**Problem to work on:** Search the listing below for the word "icon" and copy each line that holds it.

Source records

____________________

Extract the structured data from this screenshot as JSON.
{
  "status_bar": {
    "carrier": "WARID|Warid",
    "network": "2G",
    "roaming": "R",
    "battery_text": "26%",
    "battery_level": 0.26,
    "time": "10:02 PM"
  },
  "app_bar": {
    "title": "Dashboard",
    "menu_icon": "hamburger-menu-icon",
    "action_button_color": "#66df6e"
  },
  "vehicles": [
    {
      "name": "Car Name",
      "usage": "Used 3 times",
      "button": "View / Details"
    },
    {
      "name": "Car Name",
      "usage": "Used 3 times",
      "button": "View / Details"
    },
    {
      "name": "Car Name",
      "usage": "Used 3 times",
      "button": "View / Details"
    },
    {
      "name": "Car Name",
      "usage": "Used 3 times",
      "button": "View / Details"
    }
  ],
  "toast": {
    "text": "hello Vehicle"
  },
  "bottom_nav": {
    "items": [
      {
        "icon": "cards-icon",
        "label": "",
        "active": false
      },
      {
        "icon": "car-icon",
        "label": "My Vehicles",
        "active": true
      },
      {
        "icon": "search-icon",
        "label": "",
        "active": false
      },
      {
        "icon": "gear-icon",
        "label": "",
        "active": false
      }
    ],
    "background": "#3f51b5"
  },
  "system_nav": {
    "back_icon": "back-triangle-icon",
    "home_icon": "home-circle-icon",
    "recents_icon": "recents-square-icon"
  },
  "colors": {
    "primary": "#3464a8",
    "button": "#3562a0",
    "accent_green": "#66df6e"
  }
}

____________________

**Reply:**
    "menu_icon": "hamburger-menu-icon",
        "icon": "cards-icon",
        "icon": "car-icon",
        "icon": "search-icon",
        "icon": "gear-icon",
    "back_icon": "back-triangle-icon",
    "home_icon": "home-circle-icon",
    "recents_icon": "recents-square-icon"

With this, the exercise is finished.